Repeat the listing that follows, character for character, minus the pictures.

## BEGIN

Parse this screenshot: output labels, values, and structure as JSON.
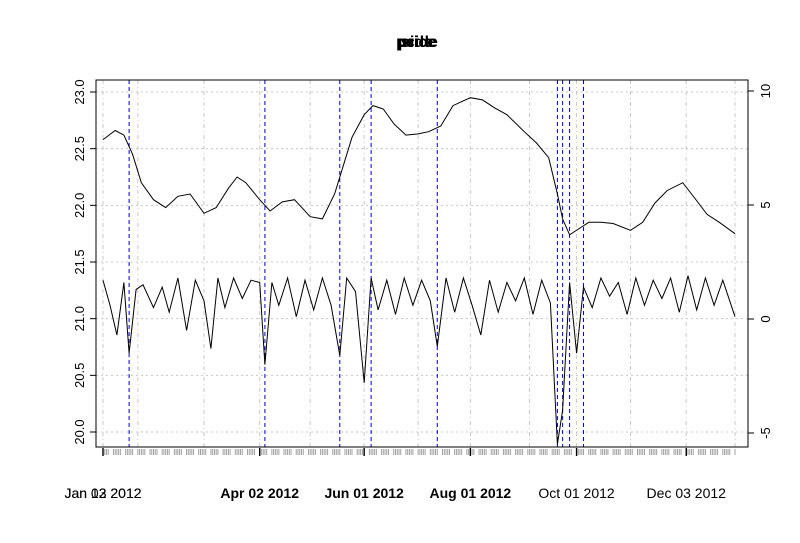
{
  "chart_data": {
    "type": "line",
    "title": "pcide",
    "title_overlap": [
      "price",
      "side"
    ],
    "xlabel": "",
    "ylabel": "",
    "xlim": [
      "2012-01-03",
      "2012-12-31"
    ],
    "ylim_left": [
      20.0,
      23.0
    ],
    "ylim_right": [
      -6.0,
      10.0
    ],
    "y_ticks_left": [
      "20.0",
      "20.5",
      "21.0",
      "21.5",
      "22.0",
      "22.5",
      "23.0"
    ],
    "y_ticks_right": [
      "-5",
      "0",
      "5",
      "10"
    ],
    "grid": true,
    "colors": {
      "series": "#000000",
      "vlines": "#0000cc",
      "grid": "#c8c8c8",
      "minor_ticks": "#a0a0a0"
    },
    "x_tick_labels": [
      {
        "text": "Jan 12 2012",
        "overlap": "Jan 03 2012",
        "date": "2012-01-03",
        "bold": false
      },
      {
        "text": "Apr 02 2012",
        "date": "2012-04-02",
        "bold": true
      },
      {
        "text": "Jun 01 2012",
        "date": "2012-06-01",
        "bold": true
      },
      {
        "text": "Aug 01 2012",
        "date": "2012-08-01",
        "bold": true
      },
      {
        "text": "Oct 01 2012",
        "date": "2012-10-01",
        "bold": false
      },
      {
        "text": "Dec 03 2012",
        "date": "2012-12-03",
        "bold": false
      }
    ],
    "gray_vlines": [
      "2012-01-03",
      "2012-01-23",
      "2012-03-01",
      "2012-04-02",
      "2012-05-01",
      "2012-06-01",
      "2012-07-02",
      "2012-08-01",
      "2012-09-04",
      "2012-10-01",
      "2012-11-01",
      "2012-12-03",
      "2012-12-31"
    ],
    "blue_vlines": [
      "2012-01-18",
      "2012-04-05",
      "2012-05-18",
      "2012-06-05",
      "2012-07-13",
      "2012-09-20",
      "2012-09-23",
      "2012-09-27",
      "2012-10-05"
    ],
    "series": [
      {
        "axis": "left",
        "x": [
          "2012-01-03",
          "2012-01-10",
          "2012-01-15",
          "2012-01-20",
          "2012-01-25",
          "2012-02-01",
          "2012-02-08",
          "2012-02-15",
          "2012-02-22",
          "2012-03-01",
          "2012-03-08",
          "2012-03-15",
          "2012-03-20",
          "2012-03-25",
          "2012-04-02",
          "2012-04-08",
          "2012-04-15",
          "2012-04-22",
          "2012-05-01",
          "2012-05-08",
          "2012-05-15",
          "2012-05-20",
          "2012-05-25",
          "2012-06-01",
          "2012-06-06",
          "2012-06-12",
          "2012-06-18",
          "2012-06-25",
          "2012-07-02",
          "2012-07-08",
          "2012-07-15",
          "2012-07-22",
          "2012-08-01",
          "2012-08-08",
          "2012-08-15",
          "2012-08-22",
          "2012-09-01",
          "2012-09-08",
          "2012-09-15",
          "2012-09-20",
          "2012-09-23",
          "2012-09-27",
          "2012-10-03",
          "2012-10-08",
          "2012-10-15",
          "2012-10-22",
          "2012-11-01",
          "2012-11-08",
          "2012-11-15",
          "2012-11-22",
          "2012-12-01",
          "2012-12-08",
          "2012-12-15",
          "2012-12-22",
          "2012-12-31"
        ],
        "values": [
          22.58,
          22.66,
          22.62,
          22.45,
          22.2,
          22.05,
          21.98,
          22.08,
          22.1,
          21.93,
          21.98,
          22.15,
          22.25,
          22.2,
          22.05,
          21.95,
          22.03,
          22.05,
          21.9,
          21.88,
          22.1,
          22.35,
          22.6,
          22.8,
          22.88,
          22.85,
          22.72,
          22.62,
          22.63,
          22.65,
          22.7,
          22.88,
          22.95,
          22.93,
          22.86,
          22.8,
          22.65,
          22.55,
          22.42,
          22.1,
          21.88,
          21.74,
          21.8,
          21.85,
          21.85,
          21.84,
          21.78,
          21.85,
          22.02,
          22.13,
          22.2,
          22.06,
          21.92,
          21.85,
          21.75
        ]
      },
      {
        "axis": "right",
        "x": [
          "2012-01-03",
          "2012-01-07",
          "2012-01-11",
          "2012-01-15",
          "2012-01-18",
          "2012-01-22",
          "2012-01-26",
          "2012-02-01",
          "2012-02-06",
          "2012-02-10",
          "2012-02-15",
          "2012-02-20",
          "2012-02-25",
          "2012-03-01",
          "2012-03-05",
          "2012-03-09",
          "2012-03-13",
          "2012-03-18",
          "2012-03-23",
          "2012-03-28",
          "2012-04-02",
          "2012-04-05",
          "2012-04-09",
          "2012-04-13",
          "2012-04-18",
          "2012-04-23",
          "2012-04-28",
          "2012-05-03",
          "2012-05-08",
          "2012-05-13",
          "2012-05-18",
          "2012-05-22",
          "2012-05-27",
          "2012-06-01",
          "2012-06-05",
          "2012-06-09",
          "2012-06-14",
          "2012-06-19",
          "2012-06-24",
          "2012-06-29",
          "2012-07-04",
          "2012-07-09",
          "2012-07-13",
          "2012-07-18",
          "2012-07-23",
          "2012-07-28",
          "2012-08-02",
          "2012-08-07",
          "2012-08-12",
          "2012-08-17",
          "2012-08-22",
          "2012-08-27",
          "2012-09-01",
          "2012-09-06",
          "2012-09-11",
          "2012-09-16",
          "2012-09-20",
          "2012-09-23",
          "2012-09-27",
          "2012-10-01",
          "2012-10-05",
          "2012-10-10",
          "2012-10-15",
          "2012-10-20",
          "2012-10-25",
          "2012-10-30",
          "2012-11-04",
          "2012-11-09",
          "2012-11-14",
          "2012-11-19",
          "2012-11-24",
          "2012-11-29",
          "2012-12-04",
          "2012-12-09",
          "2012-12-14",
          "2012-12-19",
          "2012-12-24",
          "2012-12-31"
        ],
        "values": [
          1.7,
          0.6,
          -0.7,
          1.6,
          -1.5,
          1.3,
          1.5,
          0.5,
          1.4,
          0.3,
          1.8,
          -0.5,
          1.7,
          0.8,
          -1.3,
          1.8,
          0.5,
          1.8,
          0.9,
          1.7,
          1.6,
          -2.0,
          1.6,
          0.6,
          1.8,
          0.1,
          1.7,
          0.4,
          1.8,
          0.6,
          -1.6,
          1.8,
          1.2,
          -2.8,
          1.8,
          0.4,
          1.7,
          0.2,
          1.8,
          0.6,
          1.7,
          0.8,
          -1.2,
          1.8,
          0.3,
          1.8,
          0.6,
          -0.7,
          1.7,
          0.3,
          1.6,
          0.8,
          1.8,
          0.2,
          1.7,
          0.7,
          -5.5,
          -4.0,
          1.6,
          -1.5,
          1.4,
          0.5,
          1.8,
          1.0,
          1.6,
          0.2,
          1.8,
          0.6,
          1.7,
          0.9,
          1.8,
          0.3,
          1.9,
          0.4,
          1.8,
          0.6,
          1.7,
          0.1
        ]
      }
    ]
  }
}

## END

** The completed task **
Parse this screenshot: output labels, values, and structure as JSON.
{
  "chart_data": {
    "type": "line",
    "title": "pcide",
    "title_overlap": [
      "price",
      "side"
    ],
    "xlabel": "",
    "ylabel": "",
    "xlim": [
      "2012-01-03",
      "2012-12-31"
    ],
    "ylim_left": [
      20.0,
      23.0
    ],
    "ylim_right": [
      -6.0,
      10.0
    ],
    "y_ticks_left": [
      "20.0",
      "20.5",
      "21.0",
      "21.5",
      "22.0",
      "22.5",
      "23.0"
    ],
    "y_ticks_right": [
      "-5",
      "0",
      "5",
      "10"
    ],
    "grid": true,
    "colors": {
      "series": "#000000",
      "vlines": "#0000cc",
      "grid": "#c8c8c8",
      "minor_ticks": "#a0a0a0"
    },
    "x_tick_labels": [
      {
        "text": "Jan 12 2012",
        "overlap": "Jan 03 2012",
        "date": "2012-01-03",
        "bold": false
      },
      {
        "text": "Apr 02 2012",
        "date": "2012-04-02",
        "bold": true
      },
      {
        "text": "Jun 01 2012",
        "date": "2012-06-01",
        "bold": true
      },
      {
        "text": "Aug 01 2012",
        "date": "2012-08-01",
        "bold": true
      },
      {
        "text": "Oct 01 2012",
        "date": "2012-10-01",
        "bold": false
      },
      {
        "text": "Dec 03 2012",
        "date": "2012-12-03",
        "bold": false
      }
    ],
    "gray_vlines": [
      "2012-01-03",
      "2012-01-23",
      "2012-03-01",
      "2012-04-02",
      "2012-05-01",
      "2012-06-01",
      "2012-07-02",
      "2012-08-01",
      "2012-09-04",
      "2012-10-01",
      "2012-11-01",
      "2012-12-03",
      "2012-12-31"
    ],
    "blue_vlines": [
      "2012-01-18",
      "2012-04-05",
      "2012-05-18",
      "2012-06-05",
      "2012-07-13",
      "2012-09-20",
      "2012-09-23",
      "2012-09-27",
      "2012-10-05"
    ],
    "series": [
      {
        "axis": "left",
        "x": [
          "2012-01-03",
          "2012-01-10",
          "2012-01-15",
          "2012-01-20",
          "2012-01-25",
          "2012-02-01",
          "2012-02-08",
          "2012-02-15",
          "2012-02-22",
          "2012-03-01",
          "2012-03-08",
          "2012-03-15",
          "2012-03-20",
          "2012-03-25",
          "2012-04-02",
          "2012-04-08",
          "2012-04-15",
          "2012-04-22",
          "2012-05-01",
          "2012-05-08",
          "2012-05-15",
          "2012-05-20",
          "2012-05-25",
          "2012-06-01",
          "2012-06-06",
          "2012-06-12",
          "2012-06-18",
          "2012-06-25",
          "2012-07-02",
          "2012-07-08",
          "2012-07-15",
          "2012-07-22",
          "2012-08-01",
          "2012-08-08",
          "2012-08-15",
          "2012-08-22",
          "2012-09-01",
          "2012-09-08",
          "2012-09-15",
          "2012-09-20",
          "2012-09-23",
          "2012-09-27",
          "2012-10-03",
          "2012-10-08",
          "2012-10-15",
          "2012-10-22",
          "2012-11-01",
          "2012-11-08",
          "2012-11-15",
          "2012-11-22",
          "2012-12-01",
          "2012-12-08",
          "2012-12-15",
          "2012-12-22",
          "2012-12-31"
        ],
        "values": [
          22.58,
          22.66,
          22.62,
          22.45,
          22.2,
          22.05,
          21.98,
          22.08,
          22.1,
          21.93,
          21.98,
          22.15,
          22.25,
          22.2,
          22.05,
          21.95,
          22.03,
          22.05,
          21.9,
          21.88,
          22.1,
          22.35,
          22.6,
          22.8,
          22.88,
          22.85,
          22.72,
          22.62,
          22.63,
          22.65,
          22.7,
          22.88,
          22.95,
          22.93,
          22.86,
          22.8,
          22.65,
          22.55,
          22.42,
          22.1,
          21.88,
          21.74,
          21.8,
          21.85,
          21.85,
          21.84,
          21.78,
          21.85,
          22.02,
          22.13,
          22.2,
          22.06,
          21.92,
          21.85,
          21.75
        ]
      },
      {
        "axis": "right",
        "x": [
          "2012-01-03",
          "2012-01-07",
          "2012-01-11",
          "2012-01-15",
          "2012-01-18",
          "2012-01-22",
          "2012-01-26",
          "2012-02-01",
          "2012-02-06",
          "2012-02-10",
          "2012-02-15",
          "2012-02-20",
          "2012-02-25",
          "2012-03-01",
          "2012-03-05",
          "2012-03-09",
          "2012-03-13",
          "2012-03-18",
          "2012-03-23",
          "2012-03-28",
          "2012-04-02",
          "2012-04-05",
          "2012-04-09",
          "2012-04-13",
          "2012-04-18",
          "2012-04-23",
          "2012-04-28",
          "2012-05-03",
          "2012-05-08",
          "2012-05-13",
          "2012-05-18",
          "2012-05-22",
          "2012-05-27",
          "2012-06-01",
          "2012-06-05",
          "2012-06-09",
          "2012-06-14",
          "2012-06-19",
          "2012-06-24",
          "2012-06-29",
          "2012-07-04",
          "2012-07-09",
          "2012-07-13",
          "2012-07-18",
          "2012-07-23",
          "2012-07-28",
          "2012-08-02",
          "2012-08-07",
          "2012-08-12",
          "2012-08-17",
          "2012-08-22",
          "2012-08-27",
          "2012-09-01",
          "2012-09-06",
          "2012-09-11",
          "2012-09-16",
          "2012-09-20",
          "2012-09-23",
          "2012-09-27",
          "2012-10-01",
          "2012-10-05",
          "2012-10-10",
          "2012-10-15",
          "2012-10-20",
          "2012-10-25",
          "2012-10-30",
          "2012-11-04",
          "2012-11-09",
          "2012-11-14",
          "2012-11-19",
          "2012-11-24",
          "2012-11-29",
          "2012-12-04",
          "2012-12-09",
          "2012-12-14",
          "2012-12-19",
          "2012-12-24",
          "2012-12-31"
        ],
        "values": [
          1.7,
          0.6,
          -0.7,
          1.6,
          -1.5,
          1.3,
          1.5,
          0.5,
          1.4,
          0.3,
          1.8,
          -0.5,
          1.7,
          0.8,
          -1.3,
          1.8,
          0.5,
          1.8,
          0.9,
          1.7,
          1.6,
          -2.0,
          1.6,
          0.6,
          1.8,
          0.1,
          1.7,
          0.4,
          1.8,
          0.6,
          -1.6,
          1.8,
          1.2,
          -2.8,
          1.8,
          0.4,
          1.7,
          0.2,
          1.8,
          0.6,
          1.7,
          0.8,
          -1.2,
          1.8,
          0.3,
          1.8,
          0.6,
          -0.7,
          1.7,
          0.3,
          1.6,
          0.8,
          1.8,
          0.2,
          1.7,
          0.7,
          -5.5,
          -4.0,
          1.6,
          -1.5,
          1.4,
          0.5,
          1.8,
          1.0,
          1.6,
          0.2,
          1.8,
          0.6,
          1.7,
          0.9,
          1.8,
          0.3,
          1.9,
          0.4,
          1.8,
          0.6,
          1.7,
          0.1
        ]
      }
    ]
  }
}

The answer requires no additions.